* **EXERCISE DETAILS**: Keep the wording of each record exactly the same when you repeat it, and leave out pictures.

(Items listed in a dataset)
start

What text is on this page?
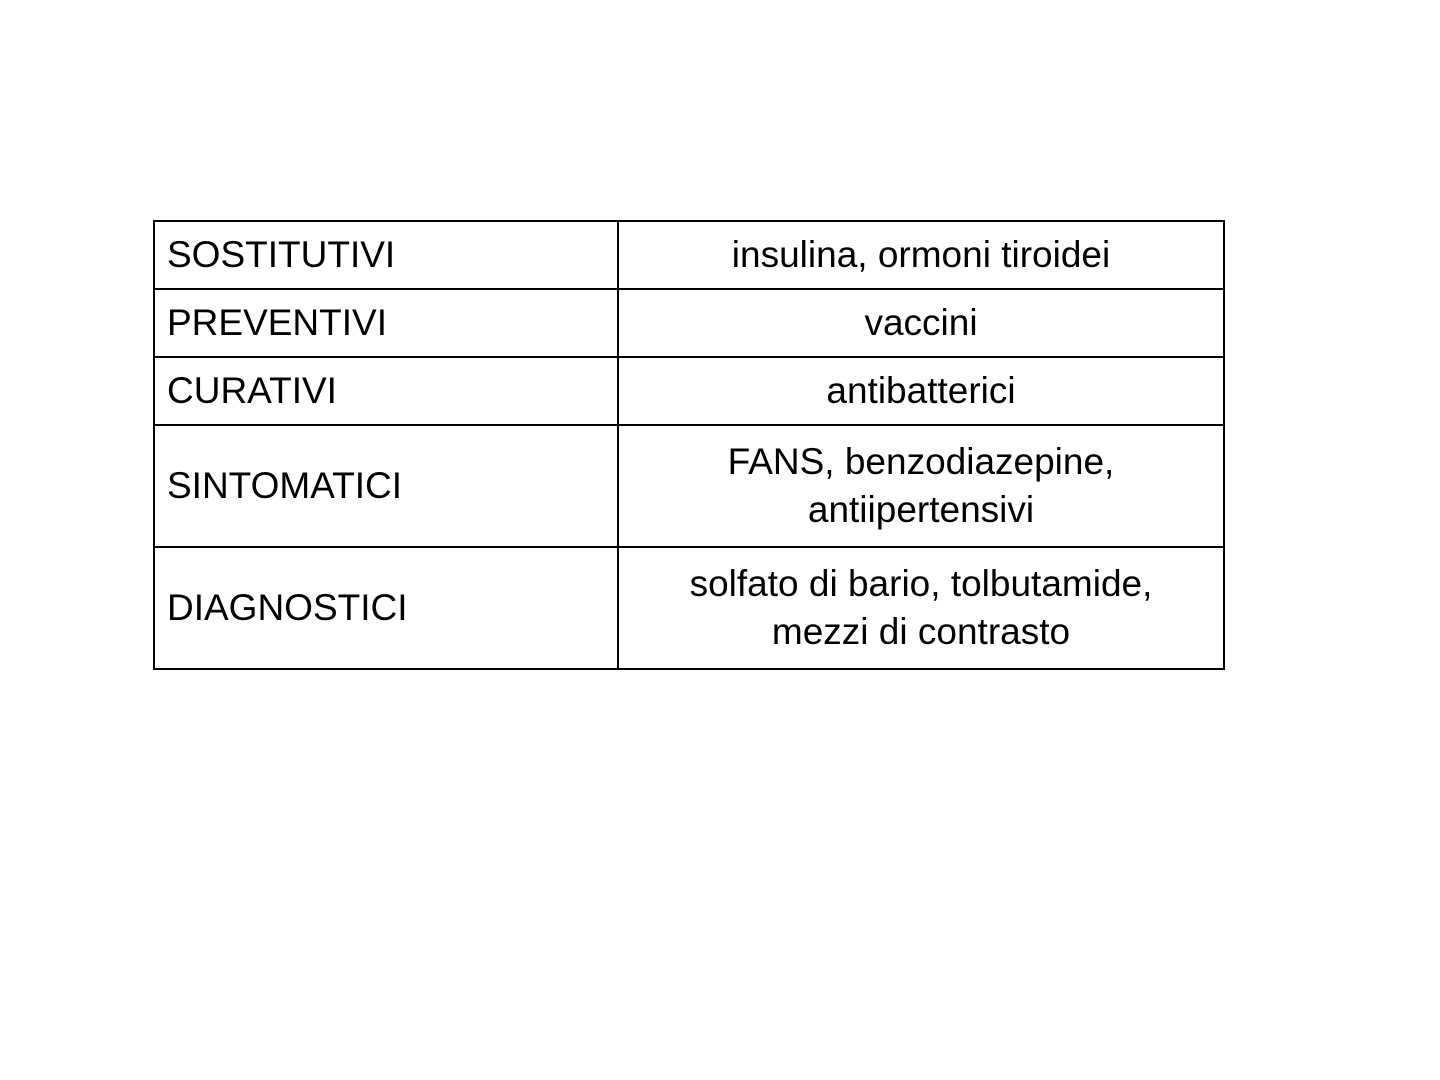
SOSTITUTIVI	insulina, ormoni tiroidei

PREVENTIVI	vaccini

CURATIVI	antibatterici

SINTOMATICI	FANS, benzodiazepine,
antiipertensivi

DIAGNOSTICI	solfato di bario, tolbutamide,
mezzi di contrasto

end

* **OUTPUT**:
What text is on this page?
SOSTITUTIVI	insulina, ormoni tiroidei

PREVENTIVI	vaccini

CURATIVI	antibatterici

SINTOMATICI	FANS, benzodiazepine,
antiipertensivi

DIAGNOSTICI	solfato di bario, tolbutamide,
mezzi di contrasto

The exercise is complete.